BEGIN Supplied data

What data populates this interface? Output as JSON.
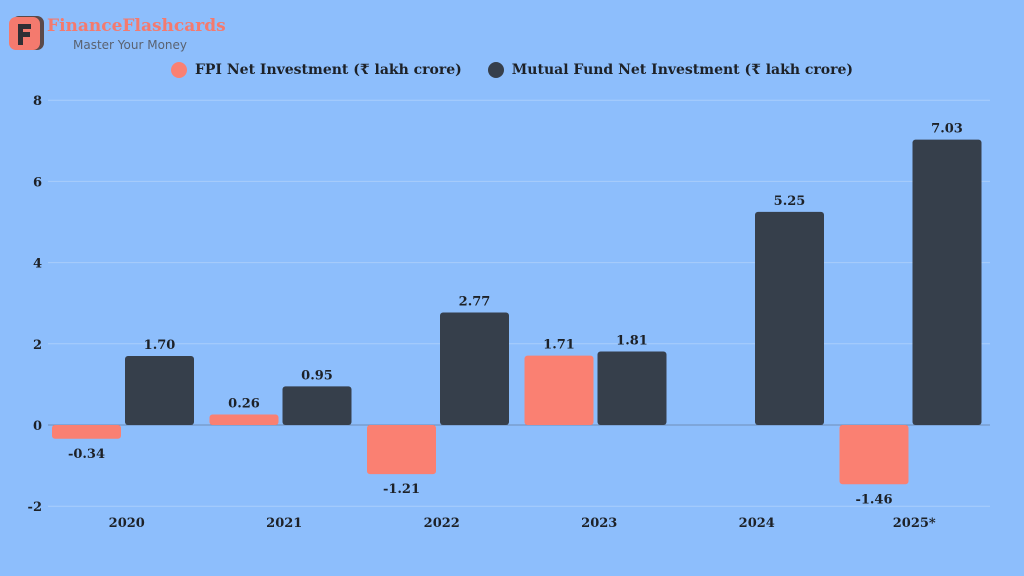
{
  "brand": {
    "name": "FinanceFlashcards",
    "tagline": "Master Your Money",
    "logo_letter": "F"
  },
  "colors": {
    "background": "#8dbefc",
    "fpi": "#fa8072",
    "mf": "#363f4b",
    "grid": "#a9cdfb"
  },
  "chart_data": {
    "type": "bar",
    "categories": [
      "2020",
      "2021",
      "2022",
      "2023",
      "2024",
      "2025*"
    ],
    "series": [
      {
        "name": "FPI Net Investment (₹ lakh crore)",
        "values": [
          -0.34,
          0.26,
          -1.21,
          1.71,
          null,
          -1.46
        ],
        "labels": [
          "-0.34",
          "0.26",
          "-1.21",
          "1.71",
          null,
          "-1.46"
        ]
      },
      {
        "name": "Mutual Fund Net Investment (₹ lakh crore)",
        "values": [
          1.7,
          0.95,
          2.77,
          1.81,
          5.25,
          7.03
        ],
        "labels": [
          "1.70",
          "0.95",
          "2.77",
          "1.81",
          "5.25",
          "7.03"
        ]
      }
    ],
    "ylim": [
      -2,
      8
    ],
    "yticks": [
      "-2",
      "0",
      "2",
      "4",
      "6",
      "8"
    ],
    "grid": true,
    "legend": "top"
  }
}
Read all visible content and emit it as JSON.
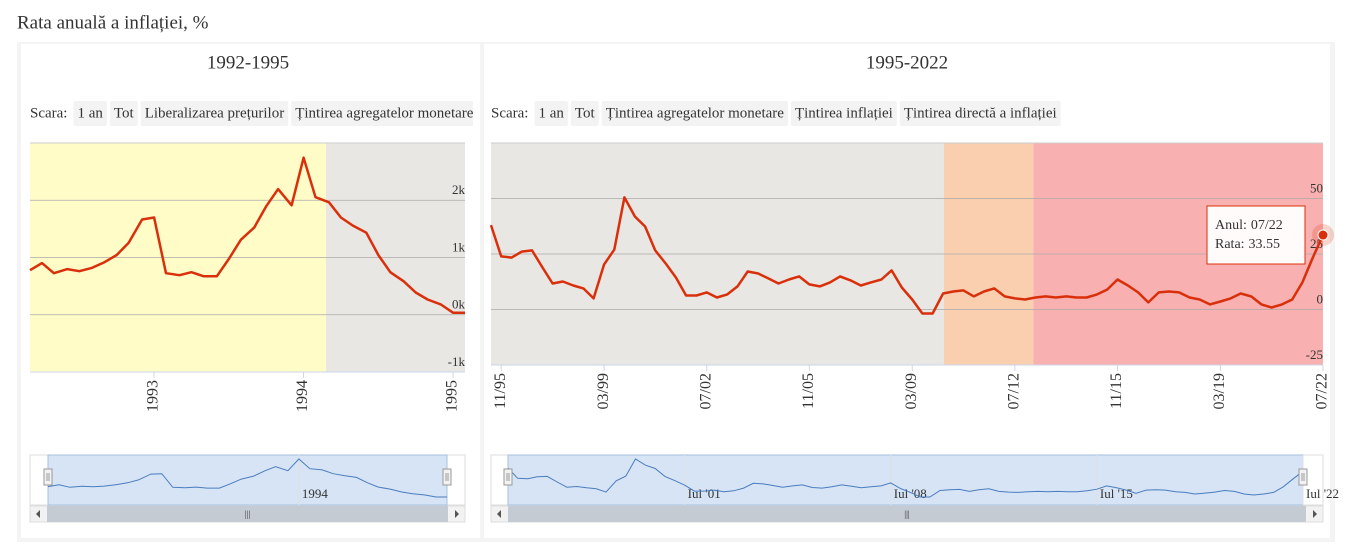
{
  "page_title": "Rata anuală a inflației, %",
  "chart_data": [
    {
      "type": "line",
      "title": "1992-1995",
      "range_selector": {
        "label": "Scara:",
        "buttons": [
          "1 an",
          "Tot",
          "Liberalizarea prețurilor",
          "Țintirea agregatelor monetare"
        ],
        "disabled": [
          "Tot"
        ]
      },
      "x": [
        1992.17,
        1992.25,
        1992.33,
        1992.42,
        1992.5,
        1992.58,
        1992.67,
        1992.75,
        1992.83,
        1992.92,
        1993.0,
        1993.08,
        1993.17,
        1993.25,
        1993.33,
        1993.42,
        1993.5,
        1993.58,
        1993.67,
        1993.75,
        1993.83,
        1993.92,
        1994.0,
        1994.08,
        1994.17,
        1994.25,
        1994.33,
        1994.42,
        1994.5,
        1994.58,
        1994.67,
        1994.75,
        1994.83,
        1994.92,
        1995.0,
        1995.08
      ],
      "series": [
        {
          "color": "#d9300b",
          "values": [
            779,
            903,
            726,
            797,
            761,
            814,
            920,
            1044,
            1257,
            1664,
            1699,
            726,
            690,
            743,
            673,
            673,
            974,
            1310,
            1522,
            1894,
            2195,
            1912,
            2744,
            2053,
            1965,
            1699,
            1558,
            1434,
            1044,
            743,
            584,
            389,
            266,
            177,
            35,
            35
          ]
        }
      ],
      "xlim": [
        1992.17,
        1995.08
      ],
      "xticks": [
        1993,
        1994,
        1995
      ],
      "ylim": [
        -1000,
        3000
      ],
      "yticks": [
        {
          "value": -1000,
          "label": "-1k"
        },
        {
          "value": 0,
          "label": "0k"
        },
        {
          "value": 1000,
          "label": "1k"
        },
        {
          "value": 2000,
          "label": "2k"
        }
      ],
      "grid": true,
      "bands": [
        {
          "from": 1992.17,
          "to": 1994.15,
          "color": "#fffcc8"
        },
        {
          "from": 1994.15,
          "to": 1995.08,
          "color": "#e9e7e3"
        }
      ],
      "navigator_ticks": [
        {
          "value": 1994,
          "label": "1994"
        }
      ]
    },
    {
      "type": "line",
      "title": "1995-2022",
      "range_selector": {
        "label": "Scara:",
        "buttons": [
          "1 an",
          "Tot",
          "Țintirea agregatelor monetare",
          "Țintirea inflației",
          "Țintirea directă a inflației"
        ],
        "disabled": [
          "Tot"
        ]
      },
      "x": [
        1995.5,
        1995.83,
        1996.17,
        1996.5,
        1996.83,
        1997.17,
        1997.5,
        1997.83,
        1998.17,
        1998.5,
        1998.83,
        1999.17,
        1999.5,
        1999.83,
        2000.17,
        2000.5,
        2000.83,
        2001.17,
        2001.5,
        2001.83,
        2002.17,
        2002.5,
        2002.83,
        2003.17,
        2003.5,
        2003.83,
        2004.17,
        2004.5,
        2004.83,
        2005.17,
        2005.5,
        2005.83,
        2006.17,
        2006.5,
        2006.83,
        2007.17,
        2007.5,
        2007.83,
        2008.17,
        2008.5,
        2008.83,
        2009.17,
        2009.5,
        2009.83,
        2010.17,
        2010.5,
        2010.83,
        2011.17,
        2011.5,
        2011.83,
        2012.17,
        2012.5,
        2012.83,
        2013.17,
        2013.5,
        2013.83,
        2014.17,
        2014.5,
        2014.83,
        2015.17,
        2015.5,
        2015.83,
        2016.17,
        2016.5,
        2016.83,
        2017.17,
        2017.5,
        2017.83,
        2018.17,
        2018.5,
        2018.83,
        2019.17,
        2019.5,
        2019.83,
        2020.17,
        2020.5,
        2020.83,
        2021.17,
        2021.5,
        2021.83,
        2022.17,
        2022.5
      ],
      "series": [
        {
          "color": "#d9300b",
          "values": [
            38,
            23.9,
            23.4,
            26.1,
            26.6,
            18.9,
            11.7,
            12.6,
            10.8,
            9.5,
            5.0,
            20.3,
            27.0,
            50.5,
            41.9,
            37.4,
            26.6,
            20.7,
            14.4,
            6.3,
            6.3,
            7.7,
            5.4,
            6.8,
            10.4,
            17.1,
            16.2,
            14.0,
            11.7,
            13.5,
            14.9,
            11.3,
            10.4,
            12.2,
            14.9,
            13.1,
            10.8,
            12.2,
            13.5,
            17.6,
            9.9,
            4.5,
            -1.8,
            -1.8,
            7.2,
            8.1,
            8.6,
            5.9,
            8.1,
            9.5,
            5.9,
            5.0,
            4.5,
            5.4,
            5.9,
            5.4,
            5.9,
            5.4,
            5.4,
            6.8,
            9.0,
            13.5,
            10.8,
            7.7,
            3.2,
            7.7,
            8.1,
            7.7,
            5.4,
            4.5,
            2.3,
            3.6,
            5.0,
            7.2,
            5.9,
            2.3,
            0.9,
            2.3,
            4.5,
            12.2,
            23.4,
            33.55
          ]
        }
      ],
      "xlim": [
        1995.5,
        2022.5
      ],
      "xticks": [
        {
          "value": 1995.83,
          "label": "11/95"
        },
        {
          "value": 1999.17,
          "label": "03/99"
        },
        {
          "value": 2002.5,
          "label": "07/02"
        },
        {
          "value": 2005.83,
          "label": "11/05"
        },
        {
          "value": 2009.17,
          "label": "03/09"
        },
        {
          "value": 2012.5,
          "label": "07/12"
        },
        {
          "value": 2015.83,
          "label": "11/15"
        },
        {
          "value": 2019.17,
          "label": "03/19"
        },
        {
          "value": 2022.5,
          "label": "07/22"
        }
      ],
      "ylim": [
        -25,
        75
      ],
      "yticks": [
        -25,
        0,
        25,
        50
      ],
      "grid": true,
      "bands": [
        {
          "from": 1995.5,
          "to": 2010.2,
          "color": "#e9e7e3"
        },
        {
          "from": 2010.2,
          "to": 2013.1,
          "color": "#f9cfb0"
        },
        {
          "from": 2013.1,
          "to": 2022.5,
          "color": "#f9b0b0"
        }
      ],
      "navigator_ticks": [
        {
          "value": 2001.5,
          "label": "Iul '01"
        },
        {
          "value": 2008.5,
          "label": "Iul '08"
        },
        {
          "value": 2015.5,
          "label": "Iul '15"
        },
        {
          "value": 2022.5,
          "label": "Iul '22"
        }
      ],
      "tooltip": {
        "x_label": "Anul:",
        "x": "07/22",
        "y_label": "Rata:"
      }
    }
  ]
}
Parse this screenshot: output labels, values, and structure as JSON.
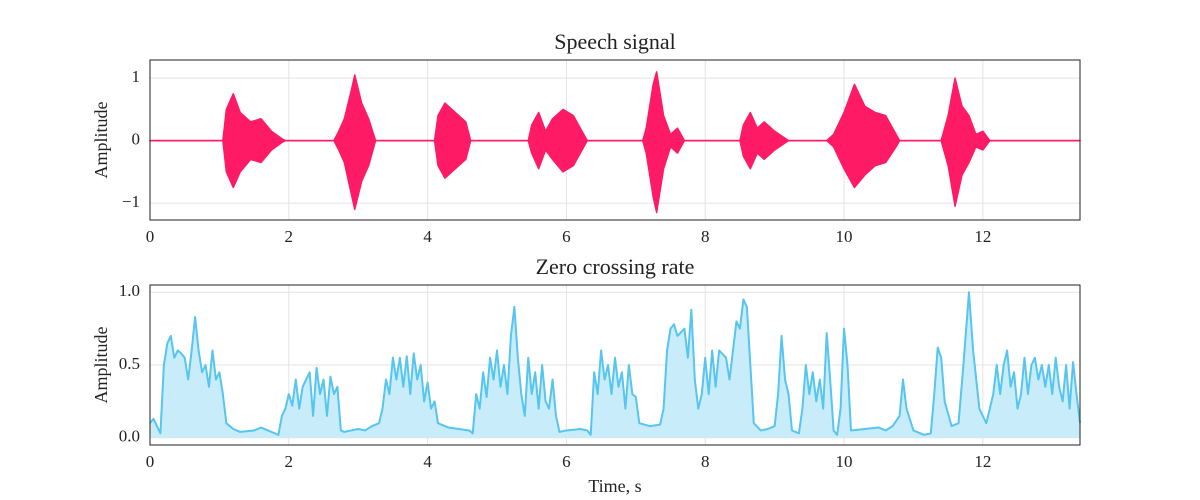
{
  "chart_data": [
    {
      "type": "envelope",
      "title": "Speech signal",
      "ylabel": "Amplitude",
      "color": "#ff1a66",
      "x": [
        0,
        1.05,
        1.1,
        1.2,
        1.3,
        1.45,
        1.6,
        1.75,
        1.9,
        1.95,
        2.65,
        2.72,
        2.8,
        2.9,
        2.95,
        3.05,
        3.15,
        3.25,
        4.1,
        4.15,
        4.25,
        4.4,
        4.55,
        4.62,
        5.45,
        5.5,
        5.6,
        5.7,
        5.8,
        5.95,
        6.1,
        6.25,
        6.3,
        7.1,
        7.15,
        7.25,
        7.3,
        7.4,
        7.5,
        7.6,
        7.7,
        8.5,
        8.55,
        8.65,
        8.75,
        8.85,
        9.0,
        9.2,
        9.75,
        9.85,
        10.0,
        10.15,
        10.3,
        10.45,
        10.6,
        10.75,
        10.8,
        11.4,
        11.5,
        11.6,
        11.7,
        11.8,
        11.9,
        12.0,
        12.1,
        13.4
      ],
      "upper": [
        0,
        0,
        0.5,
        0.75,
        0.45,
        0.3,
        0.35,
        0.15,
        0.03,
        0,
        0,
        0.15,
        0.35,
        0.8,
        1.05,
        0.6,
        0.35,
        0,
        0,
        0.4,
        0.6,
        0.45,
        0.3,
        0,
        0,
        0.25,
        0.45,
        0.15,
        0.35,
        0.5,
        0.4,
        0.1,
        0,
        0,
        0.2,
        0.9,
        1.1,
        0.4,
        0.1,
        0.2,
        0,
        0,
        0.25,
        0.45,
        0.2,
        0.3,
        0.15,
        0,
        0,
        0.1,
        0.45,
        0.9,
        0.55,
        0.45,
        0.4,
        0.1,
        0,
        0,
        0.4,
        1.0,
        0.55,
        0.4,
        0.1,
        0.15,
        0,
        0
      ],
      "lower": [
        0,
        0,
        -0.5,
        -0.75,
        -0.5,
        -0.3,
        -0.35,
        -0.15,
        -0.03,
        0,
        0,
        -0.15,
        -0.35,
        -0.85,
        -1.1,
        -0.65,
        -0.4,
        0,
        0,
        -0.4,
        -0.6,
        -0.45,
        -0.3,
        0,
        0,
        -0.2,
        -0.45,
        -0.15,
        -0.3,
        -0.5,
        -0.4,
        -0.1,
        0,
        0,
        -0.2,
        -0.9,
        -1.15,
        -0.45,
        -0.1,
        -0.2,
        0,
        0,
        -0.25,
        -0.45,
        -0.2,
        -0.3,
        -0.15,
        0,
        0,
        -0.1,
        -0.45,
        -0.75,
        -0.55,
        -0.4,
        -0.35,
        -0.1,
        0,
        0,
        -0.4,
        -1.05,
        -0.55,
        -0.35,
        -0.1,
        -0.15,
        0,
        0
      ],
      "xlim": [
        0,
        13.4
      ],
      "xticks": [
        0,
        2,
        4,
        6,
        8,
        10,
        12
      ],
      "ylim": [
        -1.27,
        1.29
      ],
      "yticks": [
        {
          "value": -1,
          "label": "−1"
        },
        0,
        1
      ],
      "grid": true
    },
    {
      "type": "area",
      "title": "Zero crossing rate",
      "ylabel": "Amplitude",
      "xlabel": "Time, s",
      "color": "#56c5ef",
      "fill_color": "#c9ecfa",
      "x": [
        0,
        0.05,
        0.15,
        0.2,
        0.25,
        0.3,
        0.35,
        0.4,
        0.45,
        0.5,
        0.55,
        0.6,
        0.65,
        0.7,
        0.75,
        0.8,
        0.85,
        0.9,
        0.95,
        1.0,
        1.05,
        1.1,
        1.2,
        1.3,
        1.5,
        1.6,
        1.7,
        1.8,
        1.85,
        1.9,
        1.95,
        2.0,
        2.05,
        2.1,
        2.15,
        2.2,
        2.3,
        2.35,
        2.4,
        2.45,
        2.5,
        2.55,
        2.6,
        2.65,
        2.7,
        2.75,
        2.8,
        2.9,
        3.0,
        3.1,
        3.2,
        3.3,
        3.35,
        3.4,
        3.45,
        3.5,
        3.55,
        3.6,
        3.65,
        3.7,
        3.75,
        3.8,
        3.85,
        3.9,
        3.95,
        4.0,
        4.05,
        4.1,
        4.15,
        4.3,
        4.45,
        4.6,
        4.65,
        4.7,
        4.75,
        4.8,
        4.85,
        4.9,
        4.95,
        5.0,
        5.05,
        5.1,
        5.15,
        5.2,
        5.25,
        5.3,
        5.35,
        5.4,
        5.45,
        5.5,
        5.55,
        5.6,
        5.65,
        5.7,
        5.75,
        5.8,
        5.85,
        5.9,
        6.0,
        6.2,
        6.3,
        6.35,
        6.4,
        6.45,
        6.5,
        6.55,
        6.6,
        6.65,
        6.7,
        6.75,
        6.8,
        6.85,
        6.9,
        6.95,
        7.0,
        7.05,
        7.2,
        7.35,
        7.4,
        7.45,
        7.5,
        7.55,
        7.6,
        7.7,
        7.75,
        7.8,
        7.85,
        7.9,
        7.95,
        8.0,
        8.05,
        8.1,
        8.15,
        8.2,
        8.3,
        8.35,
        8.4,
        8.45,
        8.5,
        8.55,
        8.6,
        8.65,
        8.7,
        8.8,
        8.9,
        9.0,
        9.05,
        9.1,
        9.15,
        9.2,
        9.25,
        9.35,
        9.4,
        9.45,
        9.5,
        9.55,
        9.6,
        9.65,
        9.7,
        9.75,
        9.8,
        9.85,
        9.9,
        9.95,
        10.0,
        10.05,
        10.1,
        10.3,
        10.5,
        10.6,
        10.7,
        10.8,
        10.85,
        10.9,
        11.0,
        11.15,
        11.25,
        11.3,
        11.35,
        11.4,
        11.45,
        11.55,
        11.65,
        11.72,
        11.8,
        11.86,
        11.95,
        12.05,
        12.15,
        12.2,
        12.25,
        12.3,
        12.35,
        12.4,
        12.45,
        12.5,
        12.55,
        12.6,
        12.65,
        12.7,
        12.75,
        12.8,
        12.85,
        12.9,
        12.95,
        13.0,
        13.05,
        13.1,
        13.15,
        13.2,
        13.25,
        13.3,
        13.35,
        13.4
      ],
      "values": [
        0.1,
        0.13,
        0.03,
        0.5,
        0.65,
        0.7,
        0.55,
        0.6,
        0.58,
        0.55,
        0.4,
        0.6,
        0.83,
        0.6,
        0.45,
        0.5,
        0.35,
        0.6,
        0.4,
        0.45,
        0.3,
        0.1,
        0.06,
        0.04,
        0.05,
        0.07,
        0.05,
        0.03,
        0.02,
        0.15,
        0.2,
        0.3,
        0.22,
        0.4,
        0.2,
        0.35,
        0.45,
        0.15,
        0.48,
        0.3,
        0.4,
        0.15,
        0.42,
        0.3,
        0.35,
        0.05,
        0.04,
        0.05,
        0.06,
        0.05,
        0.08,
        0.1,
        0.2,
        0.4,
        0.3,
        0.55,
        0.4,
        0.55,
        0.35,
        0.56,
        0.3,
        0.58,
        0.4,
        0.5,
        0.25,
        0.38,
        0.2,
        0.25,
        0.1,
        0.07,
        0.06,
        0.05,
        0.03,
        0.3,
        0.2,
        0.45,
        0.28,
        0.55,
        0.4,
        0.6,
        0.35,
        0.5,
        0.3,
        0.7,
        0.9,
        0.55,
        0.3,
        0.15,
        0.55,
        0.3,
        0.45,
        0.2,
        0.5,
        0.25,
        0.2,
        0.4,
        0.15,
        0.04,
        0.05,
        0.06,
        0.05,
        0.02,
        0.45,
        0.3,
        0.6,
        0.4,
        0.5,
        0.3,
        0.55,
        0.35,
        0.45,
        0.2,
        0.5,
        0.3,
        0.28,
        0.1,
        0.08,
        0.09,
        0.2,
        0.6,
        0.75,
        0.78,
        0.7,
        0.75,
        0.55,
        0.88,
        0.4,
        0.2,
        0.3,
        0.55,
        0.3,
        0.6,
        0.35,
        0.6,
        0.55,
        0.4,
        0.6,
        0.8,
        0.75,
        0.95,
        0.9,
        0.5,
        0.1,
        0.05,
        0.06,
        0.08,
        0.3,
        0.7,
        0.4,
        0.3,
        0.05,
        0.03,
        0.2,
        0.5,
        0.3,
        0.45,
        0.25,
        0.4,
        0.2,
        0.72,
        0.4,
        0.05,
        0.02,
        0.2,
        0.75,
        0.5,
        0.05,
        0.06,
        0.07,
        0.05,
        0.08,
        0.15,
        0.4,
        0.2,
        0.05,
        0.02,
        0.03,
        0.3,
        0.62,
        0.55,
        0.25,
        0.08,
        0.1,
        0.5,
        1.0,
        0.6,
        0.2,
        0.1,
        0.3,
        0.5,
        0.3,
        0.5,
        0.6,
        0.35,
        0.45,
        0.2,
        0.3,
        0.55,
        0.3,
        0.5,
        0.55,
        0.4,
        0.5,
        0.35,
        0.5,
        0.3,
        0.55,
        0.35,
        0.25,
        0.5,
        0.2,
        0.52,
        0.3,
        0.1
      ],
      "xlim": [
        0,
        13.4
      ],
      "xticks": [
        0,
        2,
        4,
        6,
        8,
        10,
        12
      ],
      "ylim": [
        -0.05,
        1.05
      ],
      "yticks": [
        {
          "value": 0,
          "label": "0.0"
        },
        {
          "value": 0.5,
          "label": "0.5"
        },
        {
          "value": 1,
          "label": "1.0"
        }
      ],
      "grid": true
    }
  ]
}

END Supplied data

## Exercise directions
Search the entries for the word "from" and gather every line where it appears.

## Exercise solution
          "from": 1992.17,
          "from": 1994.15,
          "from": 1995.5,
          "from": 2010.2,
          "from": 2013.1,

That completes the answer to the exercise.